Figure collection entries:
------------
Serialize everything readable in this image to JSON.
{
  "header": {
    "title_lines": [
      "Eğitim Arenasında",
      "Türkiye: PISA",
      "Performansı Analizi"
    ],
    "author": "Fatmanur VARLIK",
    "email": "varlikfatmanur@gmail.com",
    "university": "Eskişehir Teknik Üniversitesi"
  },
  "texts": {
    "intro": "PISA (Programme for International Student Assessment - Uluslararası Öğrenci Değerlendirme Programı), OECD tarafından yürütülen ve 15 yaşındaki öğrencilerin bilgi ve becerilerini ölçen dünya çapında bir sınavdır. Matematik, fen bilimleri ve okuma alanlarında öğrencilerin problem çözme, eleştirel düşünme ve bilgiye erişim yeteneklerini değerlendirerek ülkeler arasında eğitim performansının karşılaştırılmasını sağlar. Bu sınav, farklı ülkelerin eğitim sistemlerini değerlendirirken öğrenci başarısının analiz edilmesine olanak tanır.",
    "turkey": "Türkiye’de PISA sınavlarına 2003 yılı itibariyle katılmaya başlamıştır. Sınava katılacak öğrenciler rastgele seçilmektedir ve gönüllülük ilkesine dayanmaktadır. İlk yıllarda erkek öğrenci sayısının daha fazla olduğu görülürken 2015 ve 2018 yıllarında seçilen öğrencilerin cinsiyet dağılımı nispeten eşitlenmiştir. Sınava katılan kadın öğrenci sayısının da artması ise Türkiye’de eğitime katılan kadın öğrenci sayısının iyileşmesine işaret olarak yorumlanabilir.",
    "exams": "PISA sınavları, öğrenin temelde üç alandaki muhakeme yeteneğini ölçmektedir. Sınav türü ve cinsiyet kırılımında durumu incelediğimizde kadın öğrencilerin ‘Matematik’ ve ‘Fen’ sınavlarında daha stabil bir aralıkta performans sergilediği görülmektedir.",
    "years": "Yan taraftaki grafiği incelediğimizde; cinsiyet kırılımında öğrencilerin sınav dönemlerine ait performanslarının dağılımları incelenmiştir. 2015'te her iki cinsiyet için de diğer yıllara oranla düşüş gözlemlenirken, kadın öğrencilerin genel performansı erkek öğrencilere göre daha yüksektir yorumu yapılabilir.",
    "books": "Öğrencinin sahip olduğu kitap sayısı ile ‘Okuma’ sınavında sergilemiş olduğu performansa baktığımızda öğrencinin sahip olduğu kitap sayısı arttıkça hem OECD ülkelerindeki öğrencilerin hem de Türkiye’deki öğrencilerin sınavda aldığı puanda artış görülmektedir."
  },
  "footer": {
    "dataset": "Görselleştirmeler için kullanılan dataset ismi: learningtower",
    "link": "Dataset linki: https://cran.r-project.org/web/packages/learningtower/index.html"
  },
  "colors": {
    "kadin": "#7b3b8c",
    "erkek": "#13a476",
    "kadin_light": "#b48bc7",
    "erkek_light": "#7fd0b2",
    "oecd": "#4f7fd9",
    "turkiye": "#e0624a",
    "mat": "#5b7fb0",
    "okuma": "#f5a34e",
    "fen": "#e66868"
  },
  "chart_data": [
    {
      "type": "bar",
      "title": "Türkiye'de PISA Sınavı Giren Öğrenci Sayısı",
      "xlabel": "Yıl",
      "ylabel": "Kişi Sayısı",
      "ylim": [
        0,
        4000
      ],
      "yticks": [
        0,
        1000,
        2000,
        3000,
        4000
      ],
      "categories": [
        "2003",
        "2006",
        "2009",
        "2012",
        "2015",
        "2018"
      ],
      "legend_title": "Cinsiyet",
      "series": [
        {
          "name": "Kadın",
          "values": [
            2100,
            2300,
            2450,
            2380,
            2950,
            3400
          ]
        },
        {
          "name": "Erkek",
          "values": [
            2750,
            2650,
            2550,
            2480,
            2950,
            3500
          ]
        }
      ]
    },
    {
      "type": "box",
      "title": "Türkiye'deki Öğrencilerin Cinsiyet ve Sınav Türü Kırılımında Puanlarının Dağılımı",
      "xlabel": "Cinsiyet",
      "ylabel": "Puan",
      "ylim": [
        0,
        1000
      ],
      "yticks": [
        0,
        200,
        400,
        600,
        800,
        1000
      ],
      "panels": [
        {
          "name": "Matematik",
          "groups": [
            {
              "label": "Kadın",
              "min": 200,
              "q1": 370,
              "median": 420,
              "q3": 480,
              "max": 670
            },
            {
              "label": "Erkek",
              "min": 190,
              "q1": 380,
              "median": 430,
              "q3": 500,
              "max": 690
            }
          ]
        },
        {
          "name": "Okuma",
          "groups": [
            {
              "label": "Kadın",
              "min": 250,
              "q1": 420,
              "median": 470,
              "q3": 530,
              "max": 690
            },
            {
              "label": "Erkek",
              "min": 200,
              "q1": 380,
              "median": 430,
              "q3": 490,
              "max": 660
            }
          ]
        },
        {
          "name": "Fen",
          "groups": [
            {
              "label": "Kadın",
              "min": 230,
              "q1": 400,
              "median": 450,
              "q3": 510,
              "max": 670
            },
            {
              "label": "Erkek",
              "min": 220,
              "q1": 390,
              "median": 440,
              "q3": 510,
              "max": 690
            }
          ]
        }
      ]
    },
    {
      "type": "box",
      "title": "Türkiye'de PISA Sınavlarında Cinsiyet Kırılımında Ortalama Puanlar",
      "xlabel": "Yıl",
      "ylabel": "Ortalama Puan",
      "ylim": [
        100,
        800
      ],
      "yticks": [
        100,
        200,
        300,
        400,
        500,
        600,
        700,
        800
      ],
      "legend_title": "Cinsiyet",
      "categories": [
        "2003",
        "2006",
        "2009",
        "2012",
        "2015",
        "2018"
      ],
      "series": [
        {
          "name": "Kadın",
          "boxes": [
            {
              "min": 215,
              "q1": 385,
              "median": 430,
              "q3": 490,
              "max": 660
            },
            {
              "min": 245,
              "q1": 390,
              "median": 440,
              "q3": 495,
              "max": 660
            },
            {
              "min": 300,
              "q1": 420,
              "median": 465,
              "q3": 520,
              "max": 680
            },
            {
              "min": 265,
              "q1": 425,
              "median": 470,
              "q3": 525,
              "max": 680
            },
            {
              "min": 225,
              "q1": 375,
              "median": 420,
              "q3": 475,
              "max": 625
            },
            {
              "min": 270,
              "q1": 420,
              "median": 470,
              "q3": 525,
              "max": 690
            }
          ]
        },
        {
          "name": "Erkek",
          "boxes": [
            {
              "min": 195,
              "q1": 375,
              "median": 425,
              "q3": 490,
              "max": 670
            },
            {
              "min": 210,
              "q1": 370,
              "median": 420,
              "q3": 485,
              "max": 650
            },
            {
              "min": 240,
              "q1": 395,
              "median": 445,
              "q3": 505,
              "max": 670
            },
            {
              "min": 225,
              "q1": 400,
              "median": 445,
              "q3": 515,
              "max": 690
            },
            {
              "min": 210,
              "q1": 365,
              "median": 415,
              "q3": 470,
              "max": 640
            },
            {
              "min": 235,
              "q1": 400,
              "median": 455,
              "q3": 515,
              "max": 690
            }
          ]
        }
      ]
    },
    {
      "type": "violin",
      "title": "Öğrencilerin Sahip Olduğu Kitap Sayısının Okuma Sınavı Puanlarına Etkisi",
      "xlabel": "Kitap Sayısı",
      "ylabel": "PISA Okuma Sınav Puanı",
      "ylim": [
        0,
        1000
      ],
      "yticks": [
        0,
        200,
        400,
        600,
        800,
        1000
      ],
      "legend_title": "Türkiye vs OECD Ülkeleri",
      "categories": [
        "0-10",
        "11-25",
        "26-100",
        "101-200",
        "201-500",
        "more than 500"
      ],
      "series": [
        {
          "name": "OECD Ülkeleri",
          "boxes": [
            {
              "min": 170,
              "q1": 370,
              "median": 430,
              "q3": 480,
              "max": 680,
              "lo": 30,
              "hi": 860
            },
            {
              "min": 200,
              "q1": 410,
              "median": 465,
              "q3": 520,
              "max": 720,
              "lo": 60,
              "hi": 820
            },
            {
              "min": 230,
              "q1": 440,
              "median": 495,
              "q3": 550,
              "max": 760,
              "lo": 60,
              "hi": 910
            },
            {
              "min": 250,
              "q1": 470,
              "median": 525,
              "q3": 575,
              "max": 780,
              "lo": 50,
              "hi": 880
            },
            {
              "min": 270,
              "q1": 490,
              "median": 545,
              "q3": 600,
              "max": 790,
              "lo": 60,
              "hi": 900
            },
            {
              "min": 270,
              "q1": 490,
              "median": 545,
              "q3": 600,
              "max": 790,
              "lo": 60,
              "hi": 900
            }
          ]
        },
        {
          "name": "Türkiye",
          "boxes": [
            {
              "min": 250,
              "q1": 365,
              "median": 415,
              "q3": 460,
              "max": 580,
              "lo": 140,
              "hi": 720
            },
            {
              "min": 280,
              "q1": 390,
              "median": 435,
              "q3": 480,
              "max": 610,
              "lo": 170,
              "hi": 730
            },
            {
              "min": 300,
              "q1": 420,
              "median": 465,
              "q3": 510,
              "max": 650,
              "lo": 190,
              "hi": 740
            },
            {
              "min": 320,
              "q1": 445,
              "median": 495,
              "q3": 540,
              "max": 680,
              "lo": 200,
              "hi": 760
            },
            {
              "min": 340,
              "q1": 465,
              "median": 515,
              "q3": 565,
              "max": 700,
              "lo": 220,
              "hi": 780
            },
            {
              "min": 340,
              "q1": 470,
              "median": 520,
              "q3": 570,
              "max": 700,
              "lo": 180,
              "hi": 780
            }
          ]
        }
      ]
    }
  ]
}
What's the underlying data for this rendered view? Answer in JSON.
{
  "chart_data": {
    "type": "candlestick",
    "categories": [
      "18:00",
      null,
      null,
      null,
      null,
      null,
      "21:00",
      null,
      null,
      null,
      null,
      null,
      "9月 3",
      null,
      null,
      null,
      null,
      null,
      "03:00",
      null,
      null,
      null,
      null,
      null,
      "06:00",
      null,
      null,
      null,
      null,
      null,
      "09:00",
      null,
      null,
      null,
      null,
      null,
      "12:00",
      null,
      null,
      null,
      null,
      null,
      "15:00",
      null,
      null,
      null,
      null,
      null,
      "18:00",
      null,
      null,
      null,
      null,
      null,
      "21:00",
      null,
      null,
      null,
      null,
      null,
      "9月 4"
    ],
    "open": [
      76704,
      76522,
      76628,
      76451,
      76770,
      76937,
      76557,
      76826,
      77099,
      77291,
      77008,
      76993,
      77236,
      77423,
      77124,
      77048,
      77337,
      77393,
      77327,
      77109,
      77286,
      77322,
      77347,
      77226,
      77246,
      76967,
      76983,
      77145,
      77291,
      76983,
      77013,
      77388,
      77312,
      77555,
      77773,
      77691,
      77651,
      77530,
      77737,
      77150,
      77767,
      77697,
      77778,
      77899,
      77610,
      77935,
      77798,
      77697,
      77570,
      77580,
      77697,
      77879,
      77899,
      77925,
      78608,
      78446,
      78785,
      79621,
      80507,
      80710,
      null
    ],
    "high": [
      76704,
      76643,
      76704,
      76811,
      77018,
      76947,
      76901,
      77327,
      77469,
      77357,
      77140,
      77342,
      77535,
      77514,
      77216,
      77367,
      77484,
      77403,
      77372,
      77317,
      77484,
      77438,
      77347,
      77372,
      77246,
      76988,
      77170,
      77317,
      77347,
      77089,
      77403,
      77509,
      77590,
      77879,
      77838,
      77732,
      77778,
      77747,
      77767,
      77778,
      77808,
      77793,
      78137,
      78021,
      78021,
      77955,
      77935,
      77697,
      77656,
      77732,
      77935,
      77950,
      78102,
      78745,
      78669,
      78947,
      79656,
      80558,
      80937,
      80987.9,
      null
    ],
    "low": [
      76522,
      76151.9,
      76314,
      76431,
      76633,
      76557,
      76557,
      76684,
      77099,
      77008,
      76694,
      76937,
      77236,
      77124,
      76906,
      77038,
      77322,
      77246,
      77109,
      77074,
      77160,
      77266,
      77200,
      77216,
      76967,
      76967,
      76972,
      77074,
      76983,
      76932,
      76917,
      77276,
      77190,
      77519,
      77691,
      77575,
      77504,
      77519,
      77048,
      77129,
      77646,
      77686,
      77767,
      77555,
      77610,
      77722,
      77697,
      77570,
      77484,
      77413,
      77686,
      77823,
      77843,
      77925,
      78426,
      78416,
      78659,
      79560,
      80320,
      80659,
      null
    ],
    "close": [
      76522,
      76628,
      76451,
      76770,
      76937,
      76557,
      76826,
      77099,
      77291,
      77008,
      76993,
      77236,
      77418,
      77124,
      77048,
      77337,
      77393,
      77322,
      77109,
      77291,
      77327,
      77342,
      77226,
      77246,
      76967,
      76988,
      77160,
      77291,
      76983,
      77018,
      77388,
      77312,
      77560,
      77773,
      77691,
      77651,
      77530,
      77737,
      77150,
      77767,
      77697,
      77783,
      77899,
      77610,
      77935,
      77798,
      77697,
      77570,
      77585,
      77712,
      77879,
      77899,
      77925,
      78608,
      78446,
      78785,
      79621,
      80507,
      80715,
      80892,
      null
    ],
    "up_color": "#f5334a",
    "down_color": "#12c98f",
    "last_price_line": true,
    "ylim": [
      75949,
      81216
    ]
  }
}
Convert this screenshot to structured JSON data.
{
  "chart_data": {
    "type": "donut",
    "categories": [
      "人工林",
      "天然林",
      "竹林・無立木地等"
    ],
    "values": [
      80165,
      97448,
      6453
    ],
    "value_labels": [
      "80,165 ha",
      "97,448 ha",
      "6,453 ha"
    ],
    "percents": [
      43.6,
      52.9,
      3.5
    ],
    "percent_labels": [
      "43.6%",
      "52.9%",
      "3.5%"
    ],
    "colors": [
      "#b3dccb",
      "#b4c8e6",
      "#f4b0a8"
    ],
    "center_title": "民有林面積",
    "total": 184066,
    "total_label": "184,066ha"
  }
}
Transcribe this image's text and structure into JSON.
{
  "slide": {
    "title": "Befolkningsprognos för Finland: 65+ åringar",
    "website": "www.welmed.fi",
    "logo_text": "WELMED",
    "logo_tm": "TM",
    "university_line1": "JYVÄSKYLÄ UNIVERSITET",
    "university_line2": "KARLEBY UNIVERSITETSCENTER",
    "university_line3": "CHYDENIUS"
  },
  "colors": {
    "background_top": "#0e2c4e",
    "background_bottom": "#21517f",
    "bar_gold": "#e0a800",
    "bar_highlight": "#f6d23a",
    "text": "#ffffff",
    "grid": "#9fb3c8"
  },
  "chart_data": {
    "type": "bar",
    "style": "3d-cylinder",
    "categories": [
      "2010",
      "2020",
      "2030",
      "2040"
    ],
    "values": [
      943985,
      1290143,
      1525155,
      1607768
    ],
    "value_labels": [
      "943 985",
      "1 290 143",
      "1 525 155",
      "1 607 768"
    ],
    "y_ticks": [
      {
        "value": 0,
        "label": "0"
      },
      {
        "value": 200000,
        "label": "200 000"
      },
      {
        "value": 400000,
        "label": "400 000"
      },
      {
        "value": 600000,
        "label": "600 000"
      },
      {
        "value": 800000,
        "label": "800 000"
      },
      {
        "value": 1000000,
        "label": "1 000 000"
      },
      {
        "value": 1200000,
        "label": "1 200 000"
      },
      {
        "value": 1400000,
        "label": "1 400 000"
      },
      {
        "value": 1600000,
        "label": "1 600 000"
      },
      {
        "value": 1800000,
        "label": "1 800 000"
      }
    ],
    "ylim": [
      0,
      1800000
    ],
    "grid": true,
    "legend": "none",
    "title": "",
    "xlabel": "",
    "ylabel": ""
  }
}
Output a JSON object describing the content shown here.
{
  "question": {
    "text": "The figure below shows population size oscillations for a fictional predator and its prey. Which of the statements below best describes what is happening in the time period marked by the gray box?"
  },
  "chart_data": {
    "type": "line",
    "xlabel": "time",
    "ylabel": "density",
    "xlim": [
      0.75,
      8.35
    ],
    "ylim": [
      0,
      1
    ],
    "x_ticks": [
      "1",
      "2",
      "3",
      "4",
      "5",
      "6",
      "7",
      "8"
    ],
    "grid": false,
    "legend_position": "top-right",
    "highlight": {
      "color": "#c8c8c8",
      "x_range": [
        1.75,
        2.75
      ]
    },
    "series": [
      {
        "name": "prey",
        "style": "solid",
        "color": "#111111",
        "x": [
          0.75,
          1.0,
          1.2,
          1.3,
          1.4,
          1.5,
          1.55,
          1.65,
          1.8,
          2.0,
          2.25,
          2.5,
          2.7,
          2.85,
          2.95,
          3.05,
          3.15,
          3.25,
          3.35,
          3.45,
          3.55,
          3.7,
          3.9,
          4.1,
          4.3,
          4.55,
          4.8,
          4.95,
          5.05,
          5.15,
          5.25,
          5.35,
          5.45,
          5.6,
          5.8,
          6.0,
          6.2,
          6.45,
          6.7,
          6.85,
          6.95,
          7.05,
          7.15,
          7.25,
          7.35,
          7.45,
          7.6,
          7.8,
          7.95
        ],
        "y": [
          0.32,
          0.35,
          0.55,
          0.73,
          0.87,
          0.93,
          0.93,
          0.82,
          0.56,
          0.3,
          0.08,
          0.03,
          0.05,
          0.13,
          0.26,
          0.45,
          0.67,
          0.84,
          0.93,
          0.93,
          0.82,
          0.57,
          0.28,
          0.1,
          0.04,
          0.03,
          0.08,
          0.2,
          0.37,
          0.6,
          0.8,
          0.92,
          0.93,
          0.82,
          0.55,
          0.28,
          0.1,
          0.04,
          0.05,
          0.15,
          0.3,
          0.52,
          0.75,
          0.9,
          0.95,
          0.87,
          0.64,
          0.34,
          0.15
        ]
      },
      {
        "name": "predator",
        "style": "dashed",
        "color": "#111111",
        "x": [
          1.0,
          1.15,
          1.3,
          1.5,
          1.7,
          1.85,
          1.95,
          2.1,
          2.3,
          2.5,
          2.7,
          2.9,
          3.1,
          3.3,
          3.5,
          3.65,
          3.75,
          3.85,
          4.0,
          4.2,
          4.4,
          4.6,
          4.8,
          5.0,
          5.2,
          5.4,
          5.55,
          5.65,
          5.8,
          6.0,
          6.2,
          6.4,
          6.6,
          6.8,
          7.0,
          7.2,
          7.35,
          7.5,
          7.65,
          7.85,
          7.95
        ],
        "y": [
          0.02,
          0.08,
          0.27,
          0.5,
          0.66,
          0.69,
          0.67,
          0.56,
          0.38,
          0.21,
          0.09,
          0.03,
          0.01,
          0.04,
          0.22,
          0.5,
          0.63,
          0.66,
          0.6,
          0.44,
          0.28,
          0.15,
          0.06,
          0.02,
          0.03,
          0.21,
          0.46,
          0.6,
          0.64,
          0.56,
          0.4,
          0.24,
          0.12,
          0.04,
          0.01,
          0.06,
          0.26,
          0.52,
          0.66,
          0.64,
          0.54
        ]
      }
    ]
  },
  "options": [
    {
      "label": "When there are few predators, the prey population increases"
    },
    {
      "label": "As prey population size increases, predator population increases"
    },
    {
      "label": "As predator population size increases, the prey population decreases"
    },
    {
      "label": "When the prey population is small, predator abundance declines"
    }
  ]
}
------------
● **Your task**:
Check each line of the listing above for the string "image", then report only how many lines have it.

● **Response to the exercise**:
2